» **Brief**
Every line below must be reproduced exactly. Copy them all.

» **Listed records**
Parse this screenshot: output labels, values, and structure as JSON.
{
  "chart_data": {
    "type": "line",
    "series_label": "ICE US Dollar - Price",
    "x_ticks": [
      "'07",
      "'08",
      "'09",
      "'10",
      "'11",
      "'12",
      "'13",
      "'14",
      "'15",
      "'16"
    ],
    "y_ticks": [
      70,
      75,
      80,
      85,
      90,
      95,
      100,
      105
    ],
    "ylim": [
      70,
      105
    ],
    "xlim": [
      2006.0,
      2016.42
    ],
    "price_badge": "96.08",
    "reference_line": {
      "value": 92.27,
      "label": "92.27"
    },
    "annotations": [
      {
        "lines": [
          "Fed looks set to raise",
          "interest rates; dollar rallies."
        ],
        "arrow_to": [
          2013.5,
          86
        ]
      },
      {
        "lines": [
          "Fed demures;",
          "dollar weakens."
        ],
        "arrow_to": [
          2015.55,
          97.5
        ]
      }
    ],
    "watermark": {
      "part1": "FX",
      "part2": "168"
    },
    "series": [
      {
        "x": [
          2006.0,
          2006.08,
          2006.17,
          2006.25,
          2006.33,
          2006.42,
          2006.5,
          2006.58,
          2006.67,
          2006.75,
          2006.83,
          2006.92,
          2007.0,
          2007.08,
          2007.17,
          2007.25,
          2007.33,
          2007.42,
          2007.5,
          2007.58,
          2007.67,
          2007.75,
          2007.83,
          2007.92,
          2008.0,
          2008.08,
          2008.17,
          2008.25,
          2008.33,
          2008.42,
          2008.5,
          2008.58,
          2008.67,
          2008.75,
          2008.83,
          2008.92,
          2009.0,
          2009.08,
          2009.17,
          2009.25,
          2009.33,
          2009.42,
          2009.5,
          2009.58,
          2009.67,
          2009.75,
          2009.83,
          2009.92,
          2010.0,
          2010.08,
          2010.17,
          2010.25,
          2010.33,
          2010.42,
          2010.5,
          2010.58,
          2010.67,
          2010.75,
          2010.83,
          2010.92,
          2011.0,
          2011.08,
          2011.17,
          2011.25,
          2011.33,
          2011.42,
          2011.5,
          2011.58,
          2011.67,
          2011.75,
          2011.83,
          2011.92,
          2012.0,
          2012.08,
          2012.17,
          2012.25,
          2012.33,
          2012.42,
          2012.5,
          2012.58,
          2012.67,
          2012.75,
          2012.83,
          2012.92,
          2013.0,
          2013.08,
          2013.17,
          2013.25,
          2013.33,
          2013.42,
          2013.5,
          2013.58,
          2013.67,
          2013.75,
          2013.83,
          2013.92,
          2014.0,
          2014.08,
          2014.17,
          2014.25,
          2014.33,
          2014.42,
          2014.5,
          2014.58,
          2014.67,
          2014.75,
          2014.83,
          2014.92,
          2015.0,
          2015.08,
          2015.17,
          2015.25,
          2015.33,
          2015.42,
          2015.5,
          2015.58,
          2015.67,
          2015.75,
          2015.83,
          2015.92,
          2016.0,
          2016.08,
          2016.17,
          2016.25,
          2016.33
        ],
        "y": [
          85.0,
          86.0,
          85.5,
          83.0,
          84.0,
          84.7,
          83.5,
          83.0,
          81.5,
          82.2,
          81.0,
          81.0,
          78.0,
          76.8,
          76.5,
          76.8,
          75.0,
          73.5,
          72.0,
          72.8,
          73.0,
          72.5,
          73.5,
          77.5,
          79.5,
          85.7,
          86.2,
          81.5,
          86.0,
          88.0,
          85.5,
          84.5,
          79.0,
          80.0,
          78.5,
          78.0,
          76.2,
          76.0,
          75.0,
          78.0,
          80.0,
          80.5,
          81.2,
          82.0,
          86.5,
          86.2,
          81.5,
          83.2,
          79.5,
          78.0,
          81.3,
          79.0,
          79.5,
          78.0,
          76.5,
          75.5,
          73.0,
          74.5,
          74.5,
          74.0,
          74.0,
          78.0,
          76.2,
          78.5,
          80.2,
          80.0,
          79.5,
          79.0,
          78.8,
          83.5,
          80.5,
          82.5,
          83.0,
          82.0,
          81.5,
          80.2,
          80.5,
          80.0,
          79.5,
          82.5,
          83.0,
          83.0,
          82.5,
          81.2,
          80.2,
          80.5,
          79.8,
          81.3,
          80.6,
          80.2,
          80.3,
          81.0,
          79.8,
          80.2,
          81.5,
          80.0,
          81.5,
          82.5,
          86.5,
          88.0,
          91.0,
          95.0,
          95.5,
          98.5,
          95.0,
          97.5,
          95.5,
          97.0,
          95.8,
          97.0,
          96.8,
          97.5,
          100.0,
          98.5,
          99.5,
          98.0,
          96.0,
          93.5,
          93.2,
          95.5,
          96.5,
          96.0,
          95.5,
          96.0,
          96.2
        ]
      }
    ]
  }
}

» **Output of the exercise**
Parse this screenshot: output labels, values, and structure as JSON.
{
  "chart_data": {
    "type": "line",
    "series_label": "ICE US Dollar - Price",
    "x_ticks": [
      "'07",
      "'08",
      "'09",
      "'10",
      "'11",
      "'12",
      "'13",
      "'14",
      "'15",
      "'16"
    ],
    "y_ticks": [
      70,
      75,
      80,
      85,
      90,
      95,
      100,
      105
    ],
    "ylim": [
      70,
      105
    ],
    "xlim": [
      2006.0,
      2016.42
    ],
    "price_badge": "96.08",
    "reference_line": {
      "value": 92.27,
      "label": "92.27"
    },
    "annotations": [
      {
        "lines": [
          "Fed looks set to raise",
          "interest rates; dollar rallies."
        ],
        "arrow_to": [
          2013.5,
          86
        ]
      },
      {
        "lines": [
          "Fed demures;",
          "dollar weakens."
        ],
        "arrow_to": [
          2015.55,
          97.5
        ]
      }
    ],
    "watermark": {
      "part1": "FX",
      "part2": "168"
    },
    "series": [
      {
        "x": [
          2006.0,
          2006.08,
          2006.17,
          2006.25,
          2006.33,
          2006.42,
          2006.5,
          2006.58,
          2006.67,
          2006.75,
          2006.83,
          2006.92,
          2007.0,
          2007.08,
          2007.17,
          2007.25,
          2007.33,
          2007.42,
          2007.5,
          2007.58,
          2007.67,
          2007.75,
          2007.83,
          2007.92,
          2008.0,
          2008.08,
          2008.17,
          2008.25,
          2008.33,
          2008.42,
          2008.5,
          2008.58,
          2008.67,
          2008.75,
          2008.83,
          2008.92,
          2009.0,
          2009.08,
          2009.17,
          2009.25,
          2009.33,
          2009.42,
          2009.5,
          2009.58,
          2009.67,
          2009.75,
          2009.83,
          2009.92,
          2010.0,
          2010.08,
          2010.17,
          2010.25,
          2010.33,
          2010.42,
          2010.5,
          2010.58,
          2010.67,
          2010.75,
          2010.83,
          2010.92,
          2011.0,
          2011.08,
          2011.17,
          2011.25,
          2011.33,
          2011.42,
          2011.5,
          2011.58,
          2011.67,
          2011.75,
          2011.83,
          2011.92,
          2012.0,
          2012.08,
          2012.17,
          2012.25,
          2012.33,
          2012.42,
          2012.5,
          2012.58,
          2012.67,
          2012.75,
          2012.83,
          2012.92,
          2013.0,
          2013.08,
          2013.17,
          2013.25,
          2013.33,
          2013.42,
          2013.5,
          2013.58,
          2013.67,
          2013.75,
          2013.83,
          2013.92,
          2014.0,
          2014.08,
          2014.17,
          2014.25,
          2014.33,
          2014.42,
          2014.5,
          2014.58,
          2014.67,
          2014.75,
          2014.83,
          2014.92,
          2015.0,
          2015.08,
          2015.17,
          2015.25,
          2015.33,
          2015.42,
          2015.5,
          2015.58,
          2015.67,
          2015.75,
          2015.83,
          2015.92,
          2016.0,
          2016.08,
          2016.17,
          2016.25,
          2016.33
        ],
        "y": [
          85.0,
          86.0,
          85.5,
          83.0,
          84.0,
          84.7,
          83.5,
          83.0,
          81.5,
          82.2,
          81.0,
          81.0,
          78.0,
          76.8,
          76.5,
          76.8,
          75.0,
          73.5,
          72.0,
          72.8,
          73.0,
          72.5,
          73.5,
          77.5,
          79.5,
          85.7,
          86.2,
          81.5,
          86.0,
          88.0,
          85.5,
          84.5,
          79.0,
          80.0,
          78.5,
          78.0,
          76.2,
          76.0,
          75.0,
          78.0,
          80.0,
          80.5,
          81.2,
          82.0,
          86.5,
          86.2,
          81.5,
          83.2,
          79.5,
          78.0,
          81.3,
          79.0,
          79.5,
          78.0,
          76.5,
          75.5,
          73.0,
          74.5,
          74.5,
          74.0,
          74.0,
          78.0,
          76.2,
          78.5,
          80.2,
          80.0,
          79.5,
          79.0,
          78.8,
          83.5,
          80.5,
          82.5,
          83.0,
          82.0,
          81.5,
          80.2,
          80.5,
          80.0,
          79.5,
          82.5,
          83.0,
          83.0,
          82.5,
          81.2,
          80.2,
          80.5,
          79.8,
          81.3,
          80.6,
          80.2,
          80.3,
          81.0,
          79.8,
          80.2,
          81.5,
          80.0,
          81.5,
          82.5,
          86.5,
          88.0,
          91.0,
          95.0,
          95.5,
          98.5,
          95.0,
          97.5,
          95.5,
          97.0,
          95.8,
          97.0,
          96.8,
          97.5,
          100.0,
          98.5,
          99.5,
          98.0,
          96.0,
          93.5,
          93.2,
          95.5,
          96.5,
          96.0,
          95.5,
          96.0,
          96.2
        ]
      }
    ]
  }
}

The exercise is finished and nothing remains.